Can you repeat every line of the material below word for word, with nothing changed?

++++++++

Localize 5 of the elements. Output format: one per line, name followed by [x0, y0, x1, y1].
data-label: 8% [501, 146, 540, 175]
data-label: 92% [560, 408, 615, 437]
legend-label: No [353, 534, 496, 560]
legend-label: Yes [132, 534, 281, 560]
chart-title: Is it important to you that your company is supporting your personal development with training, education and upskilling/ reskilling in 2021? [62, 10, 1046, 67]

++++++++

Answer to the task:
Localize 5 of the elements. Output format: one per line, name followed by [x0, y0, x1, y1].
data-label: 8% [501, 146, 540, 175]
data-label: 92% [560, 408, 615, 437]
legend-label: No [353, 534, 496, 560]
legend-label: Yes [132, 534, 281, 560]
chart-title: Is it important to you that your company is supporting your personal development with training, education and upskilling/ reskilling in 2021? [62, 10, 1046, 67]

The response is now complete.